→ **The problem**:
Reproduce all of the material word for word.

=-=-=-=-=

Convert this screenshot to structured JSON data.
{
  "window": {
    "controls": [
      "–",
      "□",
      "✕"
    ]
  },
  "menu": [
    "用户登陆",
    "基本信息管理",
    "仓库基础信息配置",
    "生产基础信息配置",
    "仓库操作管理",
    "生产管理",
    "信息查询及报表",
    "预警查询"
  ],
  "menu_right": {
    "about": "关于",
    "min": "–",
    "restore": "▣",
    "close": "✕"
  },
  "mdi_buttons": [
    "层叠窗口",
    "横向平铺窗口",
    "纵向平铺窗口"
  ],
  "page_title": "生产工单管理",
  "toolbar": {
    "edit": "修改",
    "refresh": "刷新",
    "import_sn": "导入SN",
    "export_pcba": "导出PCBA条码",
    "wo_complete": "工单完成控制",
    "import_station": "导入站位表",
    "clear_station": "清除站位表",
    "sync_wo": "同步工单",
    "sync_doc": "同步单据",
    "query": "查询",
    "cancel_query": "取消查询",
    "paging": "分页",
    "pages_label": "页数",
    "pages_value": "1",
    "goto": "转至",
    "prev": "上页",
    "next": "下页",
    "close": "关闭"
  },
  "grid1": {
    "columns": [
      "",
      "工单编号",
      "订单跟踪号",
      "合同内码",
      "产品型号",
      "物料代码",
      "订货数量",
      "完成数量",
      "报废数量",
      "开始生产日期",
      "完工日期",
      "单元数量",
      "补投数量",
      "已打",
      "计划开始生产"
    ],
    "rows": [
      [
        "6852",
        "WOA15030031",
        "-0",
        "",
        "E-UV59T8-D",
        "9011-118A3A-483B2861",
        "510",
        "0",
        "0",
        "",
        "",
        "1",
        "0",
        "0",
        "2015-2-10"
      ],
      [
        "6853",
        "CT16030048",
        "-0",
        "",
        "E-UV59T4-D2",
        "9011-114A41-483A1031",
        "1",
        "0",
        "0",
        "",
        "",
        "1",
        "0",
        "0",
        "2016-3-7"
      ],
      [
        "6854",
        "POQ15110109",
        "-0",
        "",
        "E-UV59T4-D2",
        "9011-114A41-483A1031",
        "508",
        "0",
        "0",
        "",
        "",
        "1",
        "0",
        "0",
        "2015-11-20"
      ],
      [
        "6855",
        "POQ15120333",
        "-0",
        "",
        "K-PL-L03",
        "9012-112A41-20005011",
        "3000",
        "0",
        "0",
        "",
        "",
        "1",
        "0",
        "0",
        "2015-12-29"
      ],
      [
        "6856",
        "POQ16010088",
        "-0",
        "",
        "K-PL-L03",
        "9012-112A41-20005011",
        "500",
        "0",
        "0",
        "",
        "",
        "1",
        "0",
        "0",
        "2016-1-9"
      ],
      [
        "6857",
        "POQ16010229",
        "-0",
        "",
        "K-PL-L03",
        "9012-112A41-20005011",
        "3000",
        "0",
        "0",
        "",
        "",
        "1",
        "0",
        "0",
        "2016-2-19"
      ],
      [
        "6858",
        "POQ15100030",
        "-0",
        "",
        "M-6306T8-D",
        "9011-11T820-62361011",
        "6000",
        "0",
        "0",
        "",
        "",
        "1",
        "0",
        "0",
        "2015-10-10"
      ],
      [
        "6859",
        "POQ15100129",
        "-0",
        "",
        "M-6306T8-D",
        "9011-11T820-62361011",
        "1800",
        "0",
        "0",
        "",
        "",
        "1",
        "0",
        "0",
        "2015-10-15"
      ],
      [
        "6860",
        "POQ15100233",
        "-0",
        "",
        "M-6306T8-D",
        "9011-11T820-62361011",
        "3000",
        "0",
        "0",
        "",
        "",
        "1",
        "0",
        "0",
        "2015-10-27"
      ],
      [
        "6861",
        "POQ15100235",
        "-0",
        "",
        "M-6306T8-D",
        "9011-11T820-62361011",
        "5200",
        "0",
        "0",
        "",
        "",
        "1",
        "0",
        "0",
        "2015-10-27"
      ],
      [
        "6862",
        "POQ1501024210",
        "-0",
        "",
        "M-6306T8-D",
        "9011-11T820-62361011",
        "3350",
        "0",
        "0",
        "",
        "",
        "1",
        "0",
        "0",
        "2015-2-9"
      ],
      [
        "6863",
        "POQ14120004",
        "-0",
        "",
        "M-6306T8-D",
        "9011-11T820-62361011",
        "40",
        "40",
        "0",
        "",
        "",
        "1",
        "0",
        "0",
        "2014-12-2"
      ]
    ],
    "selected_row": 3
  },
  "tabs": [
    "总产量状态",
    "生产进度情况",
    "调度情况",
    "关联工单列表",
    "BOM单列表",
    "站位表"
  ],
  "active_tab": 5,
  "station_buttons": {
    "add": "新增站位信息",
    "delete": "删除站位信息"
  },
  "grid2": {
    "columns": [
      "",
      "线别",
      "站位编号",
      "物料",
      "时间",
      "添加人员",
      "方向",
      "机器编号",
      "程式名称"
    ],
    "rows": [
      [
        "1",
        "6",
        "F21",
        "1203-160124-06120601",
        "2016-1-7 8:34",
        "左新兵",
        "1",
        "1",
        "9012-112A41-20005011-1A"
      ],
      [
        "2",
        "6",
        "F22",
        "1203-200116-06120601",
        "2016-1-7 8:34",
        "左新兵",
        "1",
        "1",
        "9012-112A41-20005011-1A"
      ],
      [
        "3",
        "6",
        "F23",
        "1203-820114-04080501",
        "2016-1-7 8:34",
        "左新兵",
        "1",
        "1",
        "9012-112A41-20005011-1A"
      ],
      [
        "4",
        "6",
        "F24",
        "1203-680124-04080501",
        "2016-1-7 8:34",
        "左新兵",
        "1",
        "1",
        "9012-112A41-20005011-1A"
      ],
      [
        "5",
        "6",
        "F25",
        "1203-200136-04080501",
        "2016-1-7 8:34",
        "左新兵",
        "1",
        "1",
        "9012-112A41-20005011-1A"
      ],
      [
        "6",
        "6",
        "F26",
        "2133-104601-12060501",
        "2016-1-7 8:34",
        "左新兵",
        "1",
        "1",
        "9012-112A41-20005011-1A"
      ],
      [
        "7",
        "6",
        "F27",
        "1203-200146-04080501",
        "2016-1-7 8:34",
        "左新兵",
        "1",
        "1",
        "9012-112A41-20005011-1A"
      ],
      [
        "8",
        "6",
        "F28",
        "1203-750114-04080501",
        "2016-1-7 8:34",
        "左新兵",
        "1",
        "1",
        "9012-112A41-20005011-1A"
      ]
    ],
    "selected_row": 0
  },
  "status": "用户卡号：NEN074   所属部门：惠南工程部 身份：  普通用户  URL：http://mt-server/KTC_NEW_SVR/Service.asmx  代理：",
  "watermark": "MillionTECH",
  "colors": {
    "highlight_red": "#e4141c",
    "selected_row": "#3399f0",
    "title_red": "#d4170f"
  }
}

=-=-=-=-=

→ **Written response**:
Convert this screenshot to structured JSON data.
{
  "window": {
    "controls": [
      "–",
      "□",
      "✕"
    ]
  },
  "menu": [
    "用户登陆",
    "基本信息管理",
    "仓库基础信息配置",
    "生产基础信息配置",
    "仓库操作管理",
    "生产管理",
    "信息查询及报表",
    "预警查询"
  ],
  "menu_right": {
    "about": "关于",
    "min": "–",
    "restore": "▣",
    "close": "✕"
  },
  "mdi_buttons": [
    "层叠窗口",
    "横向平铺窗口",
    "纵向平铺窗口"
  ],
  "page_title": "生产工单管理",
  "toolbar": {
    "edit": "修改",
    "refresh": "刷新",
    "import_sn": "导入SN",
    "export_pcba": "导出PCBA条码",
    "wo_complete": "工单完成控制",
    "import_station": "导入站位表",
    "clear_station": "清除站位表",
    "sync_wo": "同步工单",
    "sync_doc": "同步单据",
    "query": "查询",
    "cancel_query": "取消查询",
    "paging": "分页",
    "pages_label": "页数",
    "pages_value": "1",
    "goto": "转至",
    "prev": "上页",
    "next": "下页",
    "close": "关闭"
  },
  "grid1": {
    "columns": [
      "",
      "工单编号",
      "订单跟踪号",
      "合同内码",
      "产品型号",
      "物料代码",
      "订货数量",
      "完成数量",
      "报废数量",
      "开始生产日期",
      "完工日期",
      "单元数量",
      "补投数量",
      "已打",
      "计划开始生产"
    ],
    "rows": [
      [
        "6852",
        "WOA15030031",
        "-0",
        "",
        "E-UV59T8-D",
        "9011-118A3A-483B2861",
        "510",
        "0",
        "0",
        "",
        "",
        "1",
        "0",
        "0",
        "2015-2-10"
      ],
      [
        "6853",
        "CT16030048",
        "-0",
        "",
        "E-UV59T4-D2",
        "9011-114A41-483A1031",
        "1",
        "0",
        "0",
        "",
        "",
        "1",
        "0",
        "0",
        "2016-3-7"
      ],
      [
        "6854",
        "POQ15110109",
        "-0",
        "",
        "E-UV59T4-D2",
        "9011-114A41-483A1031",
        "508",
        "0",
        "0",
        "",
        "",
        "1",
        "0",
        "0",
        "2015-11-20"
      ],
      [
        "6855",
        "POQ15120333",
        "-0",
        "",
        "K-PL-L03",
        "9012-112A41-20005011",
        "3000",
        "0",
        "0",
        "",
        "",
        "1",
        "0",
        "0",
        "2015-12-29"
      ],
      [
        "6856",
        "POQ16010088",
        "-0",
        "",
        "K-PL-L03",
        "9012-112A41-20005011",
        "500",
        "0",
        "0",
        "",
        "",
        "1",
        "0",
        "0",
        "2016-1-9"
      ],
      [
        "6857",
        "POQ16010229",
        "-0",
        "",
        "K-PL-L03",
        "9012-112A41-20005011",
        "3000",
        "0",
        "0",
        "",
        "",
        "1",
        "0",
        "0",
        "2016-2-19"
      ],
      [
        "6858",
        "POQ15100030",
        "-0",
        "",
        "M-6306T8-D",
        "9011-11T820-62361011",
        "6000",
        "0",
        "0",
        "",
        "",
        "1",
        "0",
        "0",
        "2015-10-10"
      ],
      [
        "6859",
        "POQ15100129",
        "-0",
        "",
        "M-6306T8-D",
        "9011-11T820-62361011",
        "1800",
        "0",
        "0",
        "",
        "",
        "1",
        "0",
        "0",
        "2015-10-15"
      ],
      [
        "6860",
        "POQ15100233",
        "-0",
        "",
        "M-6306T8-D",
        "9011-11T820-62361011",
        "3000",
        "0",
        "0",
        "",
        "",
        "1",
        "0",
        "0",
        "2015-10-27"
      ],
      [
        "6861",
        "POQ15100235",
        "-0",
        "",
        "M-6306T8-D",
        "9011-11T820-62361011",
        "5200",
        "0",
        "0",
        "",
        "",
        "1",
        "0",
        "0",
        "2015-10-27"
      ],
      [
        "6862",
        "POQ1501024210",
        "-0",
        "",
        "M-6306T8-D",
        "9011-11T820-62361011",
        "3350",
        "0",
        "0",
        "",
        "",
        "1",
        "0",
        "0",
        "2015-2-9"
      ],
      [
        "6863",
        "POQ14120004",
        "-0",
        "",
        "M-6306T8-D",
        "9011-11T820-62361011",
        "40",
        "40",
        "0",
        "",
        "",
        "1",
        "0",
        "0",
        "2014-12-2"
      ]
    ],
    "selected_row": 3
  },
  "tabs": [
    "总产量状态",
    "生产进度情况",
    "调度情况",
    "关联工单列表",
    "BOM单列表",
    "站位表"
  ],
  "active_tab": 5,
  "station_buttons": {
    "add": "新增站位信息",
    "delete": "删除站位信息"
  },
  "grid2": {
    "columns": [
      "",
      "线别",
      "站位编号",
      "物料",
      "时间",
      "添加人员",
      "方向",
      "机器编号",
      "程式名称"
    ],
    "rows": [
      [
        "1",
        "6",
        "F21",
        "1203-160124-06120601",
        "2016-1-7 8:34",
        "左新兵",
        "1",
        "1",
        "9012-112A41-20005011-1A"
      ],
      [
        "2",
        "6",
        "F22",
        "1203-200116-06120601",
        "2016-1-7 8:34",
        "左新兵",
        "1",
        "1",
        "9012-112A41-20005011-1A"
      ],
      [
        "3",
        "6",
        "F23",
        "1203-820114-04080501",
        "2016-1-7 8:34",
        "左新兵",
        "1",
        "1",
        "9012-112A41-20005011-1A"
      ],
      [
        "4",
        "6",
        "F24",
        "1203-680124-04080501",
        "2016-1-7 8:34",
        "左新兵",
        "1",
        "1",
        "9012-112A41-20005011-1A"
      ],
      [
        "5",
        "6",
        "F25",
        "1203-200136-04080501",
        "2016-1-7 8:34",
        "左新兵",
        "1",
        "1",
        "9012-112A41-20005011-1A"
      ],
      [
        "6",
        "6",
        "F26",
        "2133-104601-12060501",
        "2016-1-7 8:34",
        "左新兵",
        "1",
        "1",
        "9012-112A41-20005011-1A"
      ],
      [
        "7",
        "6",
        "F27",
        "1203-200146-04080501",
        "2016-1-7 8:34",
        "左新兵",
        "1",
        "1",
        "9012-112A41-20005011-1A"
      ],
      [
        "8",
        "6",
        "F28",
        "1203-750114-04080501",
        "2016-1-7 8:34",
        "左新兵",
        "1",
        "1",
        "9012-112A41-20005011-1A"
      ]
    ],
    "selected_row": 0
  },
  "status": "用户卡号：NEN074   所属部门：惠南工程部 身份：  普通用户  URL：http://mt-server/KTC_NEW_SVR/Service.asmx  代理：",
  "watermark": "MillionTECH",
  "colors": {
    "highlight_red": "#e4141c",
    "selected_row": "#3399f0",
    "title_red": "#d4170f"
  }
}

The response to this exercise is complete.